[START]

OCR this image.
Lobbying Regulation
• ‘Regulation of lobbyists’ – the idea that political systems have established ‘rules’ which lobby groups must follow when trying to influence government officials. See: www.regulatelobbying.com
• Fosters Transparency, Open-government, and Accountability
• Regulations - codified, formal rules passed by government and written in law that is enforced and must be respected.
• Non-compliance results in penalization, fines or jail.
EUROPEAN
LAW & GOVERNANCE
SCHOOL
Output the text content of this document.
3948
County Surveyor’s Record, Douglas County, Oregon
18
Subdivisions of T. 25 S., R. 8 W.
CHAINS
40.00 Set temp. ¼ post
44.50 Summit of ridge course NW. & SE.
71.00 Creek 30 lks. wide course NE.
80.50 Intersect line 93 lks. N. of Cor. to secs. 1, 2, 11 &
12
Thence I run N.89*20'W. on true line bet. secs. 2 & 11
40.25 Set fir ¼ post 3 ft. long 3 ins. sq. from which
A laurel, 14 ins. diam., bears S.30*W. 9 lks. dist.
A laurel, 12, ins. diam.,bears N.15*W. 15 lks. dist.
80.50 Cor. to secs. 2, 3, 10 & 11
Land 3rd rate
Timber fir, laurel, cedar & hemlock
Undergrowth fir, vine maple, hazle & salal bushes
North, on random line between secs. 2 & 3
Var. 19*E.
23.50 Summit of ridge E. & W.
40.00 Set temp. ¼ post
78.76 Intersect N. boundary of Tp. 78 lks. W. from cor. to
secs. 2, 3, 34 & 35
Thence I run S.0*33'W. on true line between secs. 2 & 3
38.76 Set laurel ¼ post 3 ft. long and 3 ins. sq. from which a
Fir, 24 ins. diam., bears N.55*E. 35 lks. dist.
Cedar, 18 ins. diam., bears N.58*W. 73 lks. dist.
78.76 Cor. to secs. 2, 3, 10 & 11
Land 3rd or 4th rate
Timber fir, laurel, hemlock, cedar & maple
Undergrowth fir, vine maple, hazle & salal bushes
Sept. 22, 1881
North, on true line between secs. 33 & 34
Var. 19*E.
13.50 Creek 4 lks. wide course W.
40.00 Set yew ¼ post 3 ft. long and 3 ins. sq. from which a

[END]

Requirements | Every line in the data above that contains "from" needs to be copied.

Answer to this task |
40.25 Set fir ¼ post 3 ft. long 3 ins. sq. from which
78.76 Intersect N. boundary of Tp. 78 lks. W. from cor. to
38.76 Set laurel ¼ post 3 ft. long and 3 ins. sq. from which a
40.00 Set yew ¼ post 3 ft. long and 3 ins. sq. from which a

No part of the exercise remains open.